Determine how many lines of the records include "structured", and answer with the number alone.
•••
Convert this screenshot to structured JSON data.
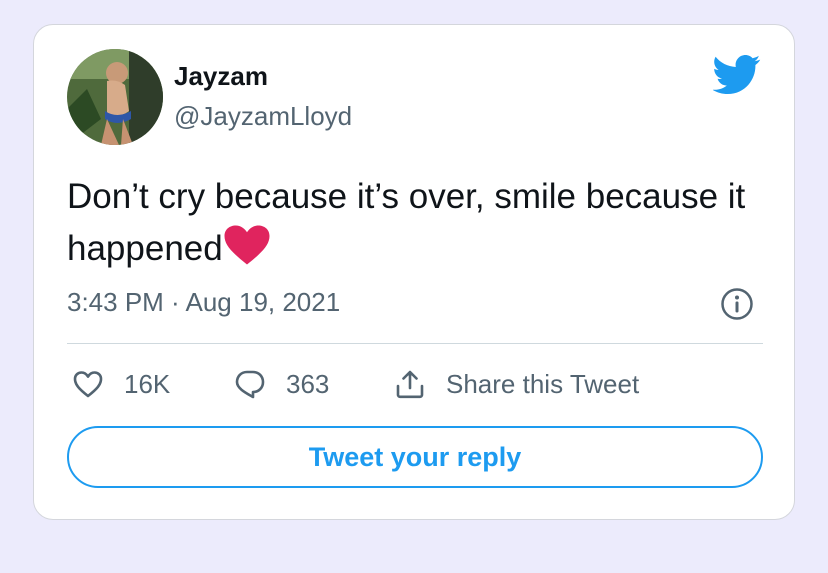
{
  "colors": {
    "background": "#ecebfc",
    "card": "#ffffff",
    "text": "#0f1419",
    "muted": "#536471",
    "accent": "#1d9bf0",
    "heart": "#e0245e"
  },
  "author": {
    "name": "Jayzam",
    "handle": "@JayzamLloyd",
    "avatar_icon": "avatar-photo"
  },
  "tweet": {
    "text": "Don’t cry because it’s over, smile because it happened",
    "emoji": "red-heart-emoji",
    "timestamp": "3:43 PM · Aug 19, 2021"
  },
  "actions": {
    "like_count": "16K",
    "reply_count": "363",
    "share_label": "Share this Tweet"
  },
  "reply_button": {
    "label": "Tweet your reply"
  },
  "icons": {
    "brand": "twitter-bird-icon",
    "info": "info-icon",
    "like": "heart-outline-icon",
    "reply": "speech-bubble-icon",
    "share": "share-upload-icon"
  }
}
•••
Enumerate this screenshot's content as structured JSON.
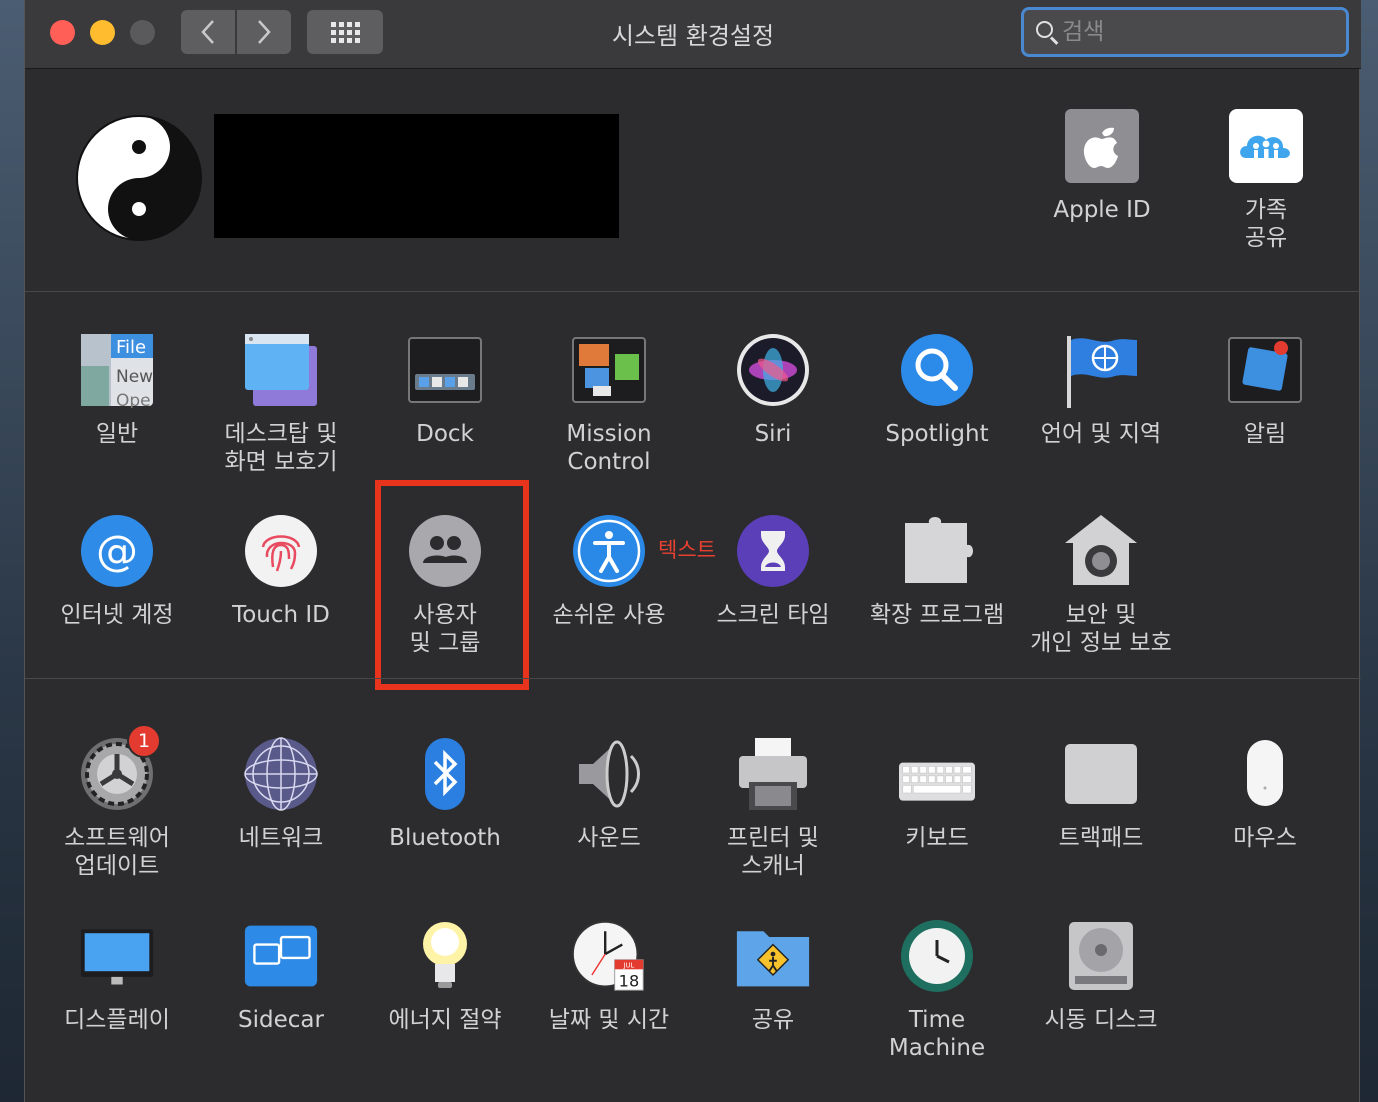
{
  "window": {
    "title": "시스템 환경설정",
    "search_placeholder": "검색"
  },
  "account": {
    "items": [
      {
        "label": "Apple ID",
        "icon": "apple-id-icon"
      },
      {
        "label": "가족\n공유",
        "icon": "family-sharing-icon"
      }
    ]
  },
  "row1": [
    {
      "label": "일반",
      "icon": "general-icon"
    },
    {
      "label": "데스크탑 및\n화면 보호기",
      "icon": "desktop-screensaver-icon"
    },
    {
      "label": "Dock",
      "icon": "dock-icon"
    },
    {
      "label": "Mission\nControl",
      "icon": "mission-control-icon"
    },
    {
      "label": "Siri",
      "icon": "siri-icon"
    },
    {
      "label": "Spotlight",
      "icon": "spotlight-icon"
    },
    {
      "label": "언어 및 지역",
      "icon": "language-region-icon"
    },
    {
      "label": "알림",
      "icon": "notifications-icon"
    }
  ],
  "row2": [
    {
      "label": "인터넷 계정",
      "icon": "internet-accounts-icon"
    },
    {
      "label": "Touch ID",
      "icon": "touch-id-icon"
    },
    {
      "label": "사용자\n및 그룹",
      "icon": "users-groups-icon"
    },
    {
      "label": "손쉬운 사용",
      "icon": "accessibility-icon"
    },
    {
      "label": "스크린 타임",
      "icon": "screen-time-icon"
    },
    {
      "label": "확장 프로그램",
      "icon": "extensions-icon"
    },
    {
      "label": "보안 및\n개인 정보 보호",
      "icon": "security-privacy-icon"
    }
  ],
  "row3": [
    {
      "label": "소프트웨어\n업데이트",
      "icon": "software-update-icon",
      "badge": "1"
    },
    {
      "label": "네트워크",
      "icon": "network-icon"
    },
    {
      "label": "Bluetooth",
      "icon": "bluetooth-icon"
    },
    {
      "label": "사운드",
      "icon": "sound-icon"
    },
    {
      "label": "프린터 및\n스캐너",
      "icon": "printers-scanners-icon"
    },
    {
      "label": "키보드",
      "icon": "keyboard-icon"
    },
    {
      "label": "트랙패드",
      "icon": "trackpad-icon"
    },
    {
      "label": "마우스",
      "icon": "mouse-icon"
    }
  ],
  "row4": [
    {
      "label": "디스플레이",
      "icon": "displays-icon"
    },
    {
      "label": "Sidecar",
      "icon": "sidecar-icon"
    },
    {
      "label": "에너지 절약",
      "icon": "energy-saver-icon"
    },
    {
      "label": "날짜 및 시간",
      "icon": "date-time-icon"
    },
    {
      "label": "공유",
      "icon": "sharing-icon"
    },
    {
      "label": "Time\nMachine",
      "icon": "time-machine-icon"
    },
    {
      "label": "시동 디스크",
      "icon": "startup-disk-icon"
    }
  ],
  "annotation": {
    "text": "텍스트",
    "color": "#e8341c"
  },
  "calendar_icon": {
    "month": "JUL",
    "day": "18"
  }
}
•••
▸ **Task output**:
2